● **文章片段**
::::::::

新中国古籍出版的肇始

2021-09-10 03:32顾雷
中国出版史研究 2021年1期

【摘要】新中国为确立对出版事业的统一管理和加强规划,成立了一系列的专业出版社,通过这些国家出版机关协助出版管理部门调整有关的出版任务与出版计划。随着出版专业化和计划化的推进,发行与出版分工、古籍出版与一般出版分工,在古籍整理出版领域也出现了相应的国家出版机关,即肇始于1954年、在1957年与恢复建制的中华书局合并的古籍出版社。而1958年成立古籍整理出版规划小组,以中华书局为办事机构,其模式与古籍出版社的设立与运作是一脉相承的。本文将就古籍出版社等国家古籍出版机关的历史和出版成绩进行梳理,使新中国古籍整理与出版的历史面目更显清晰。

::::::::

● **所给记录**
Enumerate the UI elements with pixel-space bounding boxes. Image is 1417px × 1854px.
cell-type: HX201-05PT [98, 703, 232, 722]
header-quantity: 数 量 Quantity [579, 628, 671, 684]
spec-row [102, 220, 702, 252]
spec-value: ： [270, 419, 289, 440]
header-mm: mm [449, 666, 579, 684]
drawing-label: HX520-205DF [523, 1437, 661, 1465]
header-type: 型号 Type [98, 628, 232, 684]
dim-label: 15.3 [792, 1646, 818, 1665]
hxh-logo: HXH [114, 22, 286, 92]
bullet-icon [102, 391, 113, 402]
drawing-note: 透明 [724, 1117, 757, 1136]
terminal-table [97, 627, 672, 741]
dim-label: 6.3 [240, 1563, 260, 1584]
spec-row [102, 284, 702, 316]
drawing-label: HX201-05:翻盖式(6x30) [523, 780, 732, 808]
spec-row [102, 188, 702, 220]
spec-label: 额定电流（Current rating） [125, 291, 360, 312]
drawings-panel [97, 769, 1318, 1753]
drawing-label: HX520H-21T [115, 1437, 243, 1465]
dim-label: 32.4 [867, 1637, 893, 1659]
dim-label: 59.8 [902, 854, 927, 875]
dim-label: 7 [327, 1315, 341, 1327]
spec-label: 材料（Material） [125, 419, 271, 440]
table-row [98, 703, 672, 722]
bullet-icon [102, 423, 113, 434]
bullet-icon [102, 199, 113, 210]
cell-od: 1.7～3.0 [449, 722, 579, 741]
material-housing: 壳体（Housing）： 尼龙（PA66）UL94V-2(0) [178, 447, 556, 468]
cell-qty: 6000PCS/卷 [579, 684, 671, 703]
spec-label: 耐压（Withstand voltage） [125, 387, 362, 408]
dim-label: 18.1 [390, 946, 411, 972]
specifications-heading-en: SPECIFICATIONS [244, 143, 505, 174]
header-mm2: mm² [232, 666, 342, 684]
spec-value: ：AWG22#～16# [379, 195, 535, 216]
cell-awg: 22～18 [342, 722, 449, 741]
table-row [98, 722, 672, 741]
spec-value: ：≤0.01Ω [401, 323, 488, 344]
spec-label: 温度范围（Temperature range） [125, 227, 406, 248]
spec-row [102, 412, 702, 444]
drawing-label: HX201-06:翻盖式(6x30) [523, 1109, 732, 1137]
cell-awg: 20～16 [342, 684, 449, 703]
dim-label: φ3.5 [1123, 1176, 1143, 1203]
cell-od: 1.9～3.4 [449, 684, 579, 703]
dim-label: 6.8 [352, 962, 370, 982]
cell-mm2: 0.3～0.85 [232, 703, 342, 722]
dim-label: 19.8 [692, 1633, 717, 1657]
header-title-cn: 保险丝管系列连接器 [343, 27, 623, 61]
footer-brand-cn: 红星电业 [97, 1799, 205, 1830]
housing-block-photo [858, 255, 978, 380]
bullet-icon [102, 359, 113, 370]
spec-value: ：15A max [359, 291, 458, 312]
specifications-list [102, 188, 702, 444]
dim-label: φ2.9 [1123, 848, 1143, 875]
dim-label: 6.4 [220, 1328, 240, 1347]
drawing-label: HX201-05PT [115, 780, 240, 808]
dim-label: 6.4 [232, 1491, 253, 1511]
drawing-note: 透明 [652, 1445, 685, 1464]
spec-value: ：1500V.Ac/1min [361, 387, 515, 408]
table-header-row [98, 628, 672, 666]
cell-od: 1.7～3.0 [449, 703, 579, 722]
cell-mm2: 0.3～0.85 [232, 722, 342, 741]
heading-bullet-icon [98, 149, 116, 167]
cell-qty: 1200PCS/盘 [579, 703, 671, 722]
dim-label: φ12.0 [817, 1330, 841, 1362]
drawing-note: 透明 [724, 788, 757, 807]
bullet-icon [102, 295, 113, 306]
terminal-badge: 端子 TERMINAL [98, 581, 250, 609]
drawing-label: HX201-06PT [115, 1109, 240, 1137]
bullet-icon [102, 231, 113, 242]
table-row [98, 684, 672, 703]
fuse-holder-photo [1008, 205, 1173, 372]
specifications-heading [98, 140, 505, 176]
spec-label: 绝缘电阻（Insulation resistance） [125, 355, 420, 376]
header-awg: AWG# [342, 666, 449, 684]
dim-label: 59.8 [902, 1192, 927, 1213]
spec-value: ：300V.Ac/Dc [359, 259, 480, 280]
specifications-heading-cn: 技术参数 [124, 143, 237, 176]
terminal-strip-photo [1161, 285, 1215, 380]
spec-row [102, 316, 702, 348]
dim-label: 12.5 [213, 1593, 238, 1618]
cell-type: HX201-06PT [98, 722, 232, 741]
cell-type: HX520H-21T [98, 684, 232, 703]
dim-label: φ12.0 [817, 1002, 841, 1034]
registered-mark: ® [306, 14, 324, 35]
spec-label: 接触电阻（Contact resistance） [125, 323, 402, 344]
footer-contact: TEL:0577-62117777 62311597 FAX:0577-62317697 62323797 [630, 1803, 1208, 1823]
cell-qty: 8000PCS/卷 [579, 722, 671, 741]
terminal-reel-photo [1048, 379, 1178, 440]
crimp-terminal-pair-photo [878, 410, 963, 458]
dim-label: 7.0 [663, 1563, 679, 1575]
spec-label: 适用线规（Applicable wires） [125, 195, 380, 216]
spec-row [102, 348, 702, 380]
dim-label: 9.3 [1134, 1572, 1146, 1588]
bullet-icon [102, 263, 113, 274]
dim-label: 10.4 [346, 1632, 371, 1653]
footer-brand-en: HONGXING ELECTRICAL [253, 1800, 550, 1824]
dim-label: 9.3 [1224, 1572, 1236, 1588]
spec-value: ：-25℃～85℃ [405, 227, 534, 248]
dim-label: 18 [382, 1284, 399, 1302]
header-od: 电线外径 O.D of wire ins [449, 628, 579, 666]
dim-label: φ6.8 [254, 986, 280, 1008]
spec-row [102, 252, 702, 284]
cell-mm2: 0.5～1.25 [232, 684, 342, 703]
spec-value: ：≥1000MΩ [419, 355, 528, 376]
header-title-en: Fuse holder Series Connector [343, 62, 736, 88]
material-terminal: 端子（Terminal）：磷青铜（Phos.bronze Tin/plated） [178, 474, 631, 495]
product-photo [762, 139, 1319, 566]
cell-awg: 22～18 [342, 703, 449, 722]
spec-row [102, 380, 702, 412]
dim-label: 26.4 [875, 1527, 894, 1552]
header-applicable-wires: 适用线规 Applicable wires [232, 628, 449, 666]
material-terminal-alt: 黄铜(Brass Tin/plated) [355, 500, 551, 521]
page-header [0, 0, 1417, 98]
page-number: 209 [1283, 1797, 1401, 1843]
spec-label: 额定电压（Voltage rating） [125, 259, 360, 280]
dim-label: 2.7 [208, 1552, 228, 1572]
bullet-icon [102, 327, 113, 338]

::::::::

● **待办事项**
• a. 请从记录的第一行抄到含有“cell-mm2: 0.3～0.85 [232, 703, 342, 722]”的那一行，首尾两行都要，一字不改。
• b. 讲新中国古籍出版起步的那篇文章停在了摘要末尾，请接着往下写。

● **练习答案**
• a.
Enumerate the UI elements with pixel-space bounding boxes. Image is 1417px × 1854px.
cell-type: HX201-05PT [98, 703, 232, 722]
header-quantity: 数 量 Quantity [579, 628, 671, 684]
spec-row [102, 220, 702, 252]
spec-value: ： [270, 419, 289, 440]
header-mm: mm [449, 666, 579, 684]
drawing-label: HX520-205DF [523, 1437, 661, 1465]
header-type: 型号 Type [98, 628, 232, 684]
dim-label: 15.3 [792, 1646, 818, 1665]
hxh-logo: HXH [114, 22, 286, 92]
bullet-icon [102, 391, 113, 402]
drawing-note: 透明 [724, 1117, 757, 1136]
terminal-table [97, 627, 672, 741]
dim-label: 6.3 [240, 1563, 260, 1584]
spec-row [102, 284, 702, 316]
drawing-label: HX201-05:翻盖式(6x30) [523, 780, 732, 808]
spec-row [102, 188, 702, 220]
spec-label: 额定电流（Current rating） [125, 291, 360, 312]
drawings-panel [97, 769, 1318, 1753]
drawing-label: HX520H-21T [115, 1437, 243, 1465]
dim-label: 32.4 [867, 1637, 893, 1659]
dim-label: 59.8 [902, 854, 927, 875]
dim-label: 7 [327, 1315, 341, 1327]
spec-label: 材料（Material） [125, 419, 271, 440]
table-row [98, 703, 672, 722]
bullet-icon [102, 423, 113, 434]
bullet-icon [102, 199, 113, 210]
cell-od: 1.7～3.0 [449, 722, 579, 741]
material-housing: 壳体（Housing）： 尼龙（PA66）UL94V-2(0) [178, 447, 556, 468]
cell-qty: 6000PCS/卷 [579, 684, 671, 703]
spec-label: 耐压（Withstand voltage） [125, 387, 362, 408]
dim-label: 18.1 [390, 946, 411, 972]
specifications-heading-en: SPECIFICATIONS [244, 143, 505, 174]
header-mm2: mm² [232, 666, 342, 684]
spec-value: ：AWG22#～16# [379, 195, 535, 216]
cell-awg: 22～18 [342, 722, 449, 741]
table-row [98, 722, 672, 741]
spec-value: ：≤0.01Ω [401, 323, 488, 344]
spec-label: 温度范围（Temperature range） [125, 227, 406, 248]
spec-row [102, 412, 702, 444]
drawing-label: HX201-06:翻盖式(6x30) [523, 1109, 732, 1137]
cell-awg: 20～16 [342, 684, 449, 703]
dim-label: φ3.5 [1123, 1176, 1143, 1203]
cell-od: 1.9～3.4 [449, 684, 579, 703]
dim-label: 6.8 [352, 962, 370, 982]
cell-mm2: 0.3～0.85 [232, 703, 342, 722]

• b.
【关键词】国家出版机关 古籍整理出版 古籍出版社

新中国成立后的头十年(1949—1959),出版事业经历了出版与发行分工,古籍整理出版与一般出版分工,国家对出版统一管理并加强规划的过程,逐渐形成了以国家为主导的,计划性、专业化的古籍整理出版模式。而这一模式的成功建立与实施是与国营古籍整理出版专业机构的建立分不开的,如人民文学出版社及其后的古籍出版社,其在组建之初的定位就是国家出版机关,承担一定的管理职能,国家通过这些单位调整有关出版社的出版任务与出版计划,时人也认同其古籍整理与出版属于国家行为。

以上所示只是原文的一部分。